**TAREFA PROPOSTA A:** Transcreva sem alterações as linhas da listagem, começando pela linha que contém "591, 323, 605]" e seguindo até a linha que contém "416, 105, 427]", com ambas incluídas.

**TRECHO PARA LEITURA:**

____________________

Ilustração: Alfredo Martirena/Cartoon Movement |
Diante de dois péssimos candidatos, o eleitorado norte-americano, dividido ideologicamente como jamais esteve, escolheu, após campanha do mais baixo nível, aquele que lhe pareceu a negação do establishment, exatamente Donald Trump, figura heterodoxa do sistema (não fôra ele um bilionário de Walt Street), o único ‘não político’, multimilionário desde o berço, outsider na política, devedor do fisco e ao mesmo tempo defensor de menos impostos para os ricos, e militante contra a política de saúde social de seu antecessor.
O 45ª presidente norte-americano, depois de derrotar de forma avassaladora o Partido Republicano e suas lideranças mais conspícuas, impondo-se como candidato contra a vontade da máquina, fez de sua campanha uma plataforma do reacionarismo mais primário, da xenofobia e do protecionismo (uma ameaça não só à União Europeia mas a países como o Brasil, a Índia e a China, entre outros grandes exportadores).
Mas prometeu isolacionismo, o que soa como música aos ouvidos de todos, porque pode ser traduzido como menos intervencionismo político na América Latina (apesar de suas ameaças ao Mexico) e menos invasões militares no resto do mundo. A propósito, nos últimos anos de Bush e Obama, os EUA intervieram e destruíram o Iraque, a Líbia e a Síria, depois de destruírem o Afeganistão, e por essas tragédias estamos todos pagando – enquanto cada vez mais aufere lucros a miserável indústria da guerra.
De outra parte, na disputa dentro do Partido Democrata, a ex-secretária de Estado, que sempre simbolizou o continuísmo (com republicanos ou democratas) era o nome da máquina contra o senador Bernie Sanders, que representava, ele sim, o sentimento de mudança.
A vitória de Trump representa, nas circunstâncias, a derrota do neoliberalismo ortodoxo, da financeirização da economia, a derrota da mídia americana (segundo ele “desonesta e enviesada”) e da mídia mundial, como dos institutos de pesquisa em todo o globo.
Mas o presidente eleito é, ao mesmo tempo, o candidato grotesco que desmoralizou os partidos, a política, seus ritos, seus fins, sua teleologia, reduzindo-a à insignificância da inutilidade. Esse Trump, antes das eleições rejeitado por 59% do eleitorado, candidato populista de extrema-direita que nos lembra uma composição que misturasse Maluf e um Bolsonaro qualquer com uma pitada de Sílvio Santos, não é, porém, obra do acaso, fruto que é da crise política dos EUA, da crise econômica e da crise ética, e de seu sistema político; é a falência do processo eleitoral e da democracia representativa nos EUA, o esgotamento de um ciclo que se encerra sem anunciar novos tempos, senão a promessa de muita apreensão.
É a falência do sistema eleitoral, inepto, como demonstrou a eleição do Bush filho, fundada na fraude e no desrespeito à vontade majoritária, desrespeito que se repete nas pouco representativas eleições deste mês: 231 milhões de eleitores numa população de 320 milhões; 46,9% dos habilitados não votaram; 25,6% votaram em Hillary e 25,5%, em Trump.
A derrotada recebeu 250 mil votos a mais que o vencedor. É a agonia do bipartidarismo, a falência do Partido Democrata, derrotado na política e nas urnas, e a derrota do Partido Republicano, que teve se assimilar um candidato imposto de fora para dentro e com o qual não se identificou na campanha.

____________________

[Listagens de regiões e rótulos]

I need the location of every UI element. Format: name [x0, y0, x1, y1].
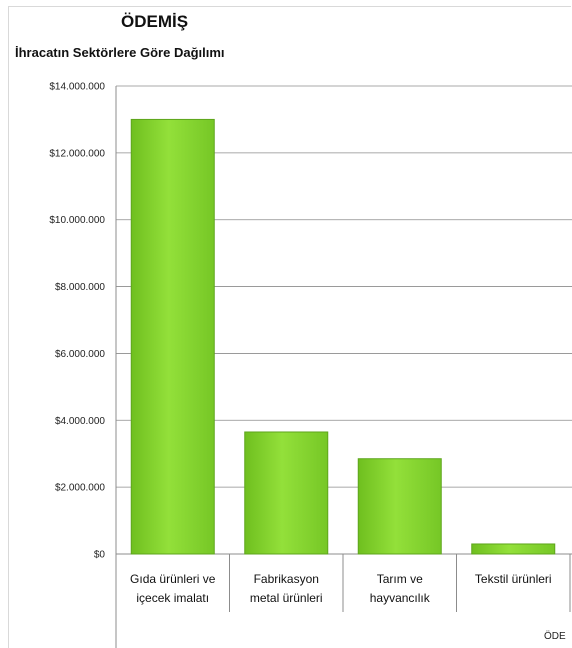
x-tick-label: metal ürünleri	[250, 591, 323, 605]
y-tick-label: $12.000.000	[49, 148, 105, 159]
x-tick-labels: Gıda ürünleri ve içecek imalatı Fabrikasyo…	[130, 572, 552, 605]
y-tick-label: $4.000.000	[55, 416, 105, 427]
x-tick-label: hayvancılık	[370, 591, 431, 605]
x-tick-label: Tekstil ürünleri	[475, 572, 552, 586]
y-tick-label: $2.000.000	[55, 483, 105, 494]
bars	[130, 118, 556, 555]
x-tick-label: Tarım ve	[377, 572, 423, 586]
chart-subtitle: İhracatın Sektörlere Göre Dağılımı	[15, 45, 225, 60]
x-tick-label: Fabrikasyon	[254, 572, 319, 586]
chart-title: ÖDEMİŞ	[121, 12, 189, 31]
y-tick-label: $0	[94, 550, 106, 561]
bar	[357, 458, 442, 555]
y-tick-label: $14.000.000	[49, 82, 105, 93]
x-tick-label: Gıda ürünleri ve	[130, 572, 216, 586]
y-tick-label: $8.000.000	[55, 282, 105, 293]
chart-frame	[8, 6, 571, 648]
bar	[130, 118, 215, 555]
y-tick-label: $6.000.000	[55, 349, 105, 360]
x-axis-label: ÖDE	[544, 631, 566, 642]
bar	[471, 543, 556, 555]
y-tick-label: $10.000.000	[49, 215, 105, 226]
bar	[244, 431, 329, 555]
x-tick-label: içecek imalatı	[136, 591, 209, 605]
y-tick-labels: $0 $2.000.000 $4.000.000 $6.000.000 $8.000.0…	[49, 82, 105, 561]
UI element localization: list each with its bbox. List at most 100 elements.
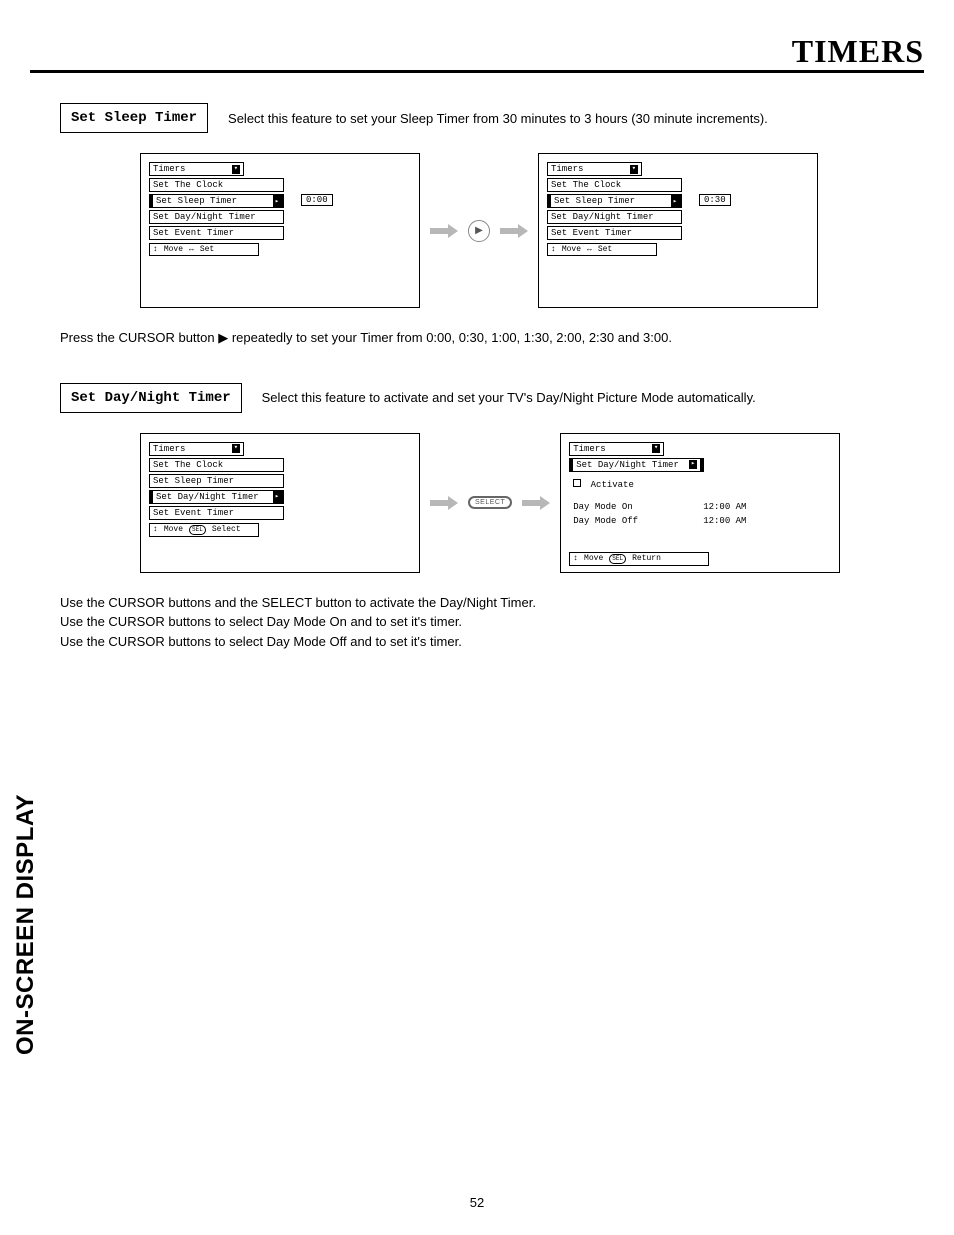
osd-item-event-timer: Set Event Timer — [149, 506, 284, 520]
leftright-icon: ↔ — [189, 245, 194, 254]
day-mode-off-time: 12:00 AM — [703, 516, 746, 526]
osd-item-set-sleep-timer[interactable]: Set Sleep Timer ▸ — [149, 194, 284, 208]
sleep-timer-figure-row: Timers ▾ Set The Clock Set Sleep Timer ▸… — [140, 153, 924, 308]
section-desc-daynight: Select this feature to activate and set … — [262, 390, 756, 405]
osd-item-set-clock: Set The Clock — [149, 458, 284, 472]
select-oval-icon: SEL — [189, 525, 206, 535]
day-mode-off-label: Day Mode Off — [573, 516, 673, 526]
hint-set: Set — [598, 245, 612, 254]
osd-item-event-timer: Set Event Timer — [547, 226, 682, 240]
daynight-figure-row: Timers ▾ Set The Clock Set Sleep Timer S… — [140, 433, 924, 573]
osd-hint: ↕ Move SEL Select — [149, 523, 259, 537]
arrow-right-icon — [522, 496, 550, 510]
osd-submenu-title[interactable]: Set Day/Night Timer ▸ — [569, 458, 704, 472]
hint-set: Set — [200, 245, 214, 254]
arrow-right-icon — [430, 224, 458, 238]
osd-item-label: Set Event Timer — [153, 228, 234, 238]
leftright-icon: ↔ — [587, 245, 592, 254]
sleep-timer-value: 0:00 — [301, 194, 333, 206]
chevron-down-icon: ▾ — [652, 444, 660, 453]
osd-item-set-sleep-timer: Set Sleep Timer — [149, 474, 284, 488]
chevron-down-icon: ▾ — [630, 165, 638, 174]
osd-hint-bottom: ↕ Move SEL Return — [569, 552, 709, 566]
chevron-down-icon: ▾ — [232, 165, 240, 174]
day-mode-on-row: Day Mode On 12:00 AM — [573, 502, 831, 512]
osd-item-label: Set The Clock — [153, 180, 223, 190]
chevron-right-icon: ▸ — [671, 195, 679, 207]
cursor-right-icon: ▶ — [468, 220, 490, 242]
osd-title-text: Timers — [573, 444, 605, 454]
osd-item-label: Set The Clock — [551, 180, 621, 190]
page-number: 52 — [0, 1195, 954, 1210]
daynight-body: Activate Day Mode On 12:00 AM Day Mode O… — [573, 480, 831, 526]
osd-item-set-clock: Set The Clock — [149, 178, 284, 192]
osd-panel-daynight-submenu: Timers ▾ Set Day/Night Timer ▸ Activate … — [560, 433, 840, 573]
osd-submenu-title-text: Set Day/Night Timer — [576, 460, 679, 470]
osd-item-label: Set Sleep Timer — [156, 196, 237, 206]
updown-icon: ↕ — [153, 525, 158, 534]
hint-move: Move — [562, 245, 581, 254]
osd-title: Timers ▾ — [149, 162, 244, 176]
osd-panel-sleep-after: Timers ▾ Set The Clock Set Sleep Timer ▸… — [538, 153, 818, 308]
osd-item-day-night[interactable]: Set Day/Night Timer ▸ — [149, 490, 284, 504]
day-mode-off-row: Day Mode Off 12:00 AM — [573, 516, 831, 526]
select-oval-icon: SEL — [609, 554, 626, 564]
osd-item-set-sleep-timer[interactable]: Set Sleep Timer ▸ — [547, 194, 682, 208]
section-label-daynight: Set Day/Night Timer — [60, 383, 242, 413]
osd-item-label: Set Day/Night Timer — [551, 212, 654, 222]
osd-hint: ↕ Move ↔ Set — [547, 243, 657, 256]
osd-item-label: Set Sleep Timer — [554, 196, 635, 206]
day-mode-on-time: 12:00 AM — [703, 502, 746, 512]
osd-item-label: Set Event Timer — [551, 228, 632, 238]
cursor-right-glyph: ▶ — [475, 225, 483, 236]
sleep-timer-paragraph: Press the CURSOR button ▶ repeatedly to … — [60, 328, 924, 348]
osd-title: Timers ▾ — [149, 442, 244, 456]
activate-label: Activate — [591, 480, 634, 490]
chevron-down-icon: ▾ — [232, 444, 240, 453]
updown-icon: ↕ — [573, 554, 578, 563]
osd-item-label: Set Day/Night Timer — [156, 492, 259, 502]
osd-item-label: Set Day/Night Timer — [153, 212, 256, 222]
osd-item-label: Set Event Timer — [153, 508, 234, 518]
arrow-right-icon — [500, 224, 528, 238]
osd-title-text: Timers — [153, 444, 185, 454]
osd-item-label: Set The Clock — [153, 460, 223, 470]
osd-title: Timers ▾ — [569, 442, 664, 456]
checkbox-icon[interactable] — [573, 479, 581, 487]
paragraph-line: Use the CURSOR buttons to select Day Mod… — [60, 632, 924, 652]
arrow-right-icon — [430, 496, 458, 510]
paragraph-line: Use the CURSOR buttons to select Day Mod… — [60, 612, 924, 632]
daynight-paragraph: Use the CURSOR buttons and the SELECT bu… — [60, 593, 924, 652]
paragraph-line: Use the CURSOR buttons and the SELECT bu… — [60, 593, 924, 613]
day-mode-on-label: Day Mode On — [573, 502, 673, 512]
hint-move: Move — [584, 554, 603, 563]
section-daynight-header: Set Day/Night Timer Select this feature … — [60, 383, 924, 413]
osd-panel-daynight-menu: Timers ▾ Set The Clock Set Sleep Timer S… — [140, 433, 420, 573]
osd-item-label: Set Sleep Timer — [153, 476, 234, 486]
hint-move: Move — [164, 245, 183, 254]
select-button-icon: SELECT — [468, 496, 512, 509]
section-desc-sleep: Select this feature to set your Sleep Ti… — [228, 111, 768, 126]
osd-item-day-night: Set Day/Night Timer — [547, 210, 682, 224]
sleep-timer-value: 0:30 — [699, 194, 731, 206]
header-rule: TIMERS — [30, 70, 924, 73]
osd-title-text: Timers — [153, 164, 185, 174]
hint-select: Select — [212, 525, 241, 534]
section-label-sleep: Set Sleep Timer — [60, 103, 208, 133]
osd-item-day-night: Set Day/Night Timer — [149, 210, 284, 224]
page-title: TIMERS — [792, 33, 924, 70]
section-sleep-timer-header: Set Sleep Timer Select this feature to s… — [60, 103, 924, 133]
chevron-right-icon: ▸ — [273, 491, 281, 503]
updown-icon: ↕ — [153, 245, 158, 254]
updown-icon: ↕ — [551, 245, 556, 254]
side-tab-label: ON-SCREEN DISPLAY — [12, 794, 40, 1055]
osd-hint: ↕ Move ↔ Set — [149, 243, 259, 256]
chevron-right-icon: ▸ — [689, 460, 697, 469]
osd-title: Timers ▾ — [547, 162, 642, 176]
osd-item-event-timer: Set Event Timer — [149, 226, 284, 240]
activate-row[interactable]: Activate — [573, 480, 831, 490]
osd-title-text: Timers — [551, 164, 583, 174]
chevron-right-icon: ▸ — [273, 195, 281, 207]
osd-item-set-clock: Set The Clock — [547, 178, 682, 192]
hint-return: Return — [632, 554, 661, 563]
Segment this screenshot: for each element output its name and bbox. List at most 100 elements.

____________________

**TAREFA PROPOSTA B:** Reproduza o trecho do artigo sobre a eleição de Trump, começando em "Ilustração: Alfredo Martirena/Cartoon" e seguindo até "de seu antecessor.", substituindo "Donald Trump" por "o candidato republicano".

**SOLUÇÃO DESENVOLVIDA A:**
x-tick-label: metal ürünleri	[250, 591, 323, 605]
y-tick-label: $12.000.000	[49, 148, 105, 159]
x-tick-labels: Gıda ürünleri ve içecek imalatı Fabrikasyo…	[130, 572, 552, 605]
y-tick-label: $4.000.000	[55, 416, 105, 427]

**SOLUÇÃO DESENVOLVIDA B:**
Ilustração: Alfredo Martirena/Cartoon Movement |
Diante de dois péssimos candidatos, o eleitorado norte-americano, dividido ideologicamente como jamais esteve, escolheu, após campanha do mais baixo nível, aquele que lhe pareceu a negação do establishment, exatamente o candidato republicano, figura heterodoxa do sistema (não fôra ele um bilionário de Walt Street), o único ‘não político’, multimilionário desde o berço, outsider na política, devedor do fisco e ao mesmo tempo defensor de menos impostos para os ricos, e militante contra a política de saúde social de seu antecessor.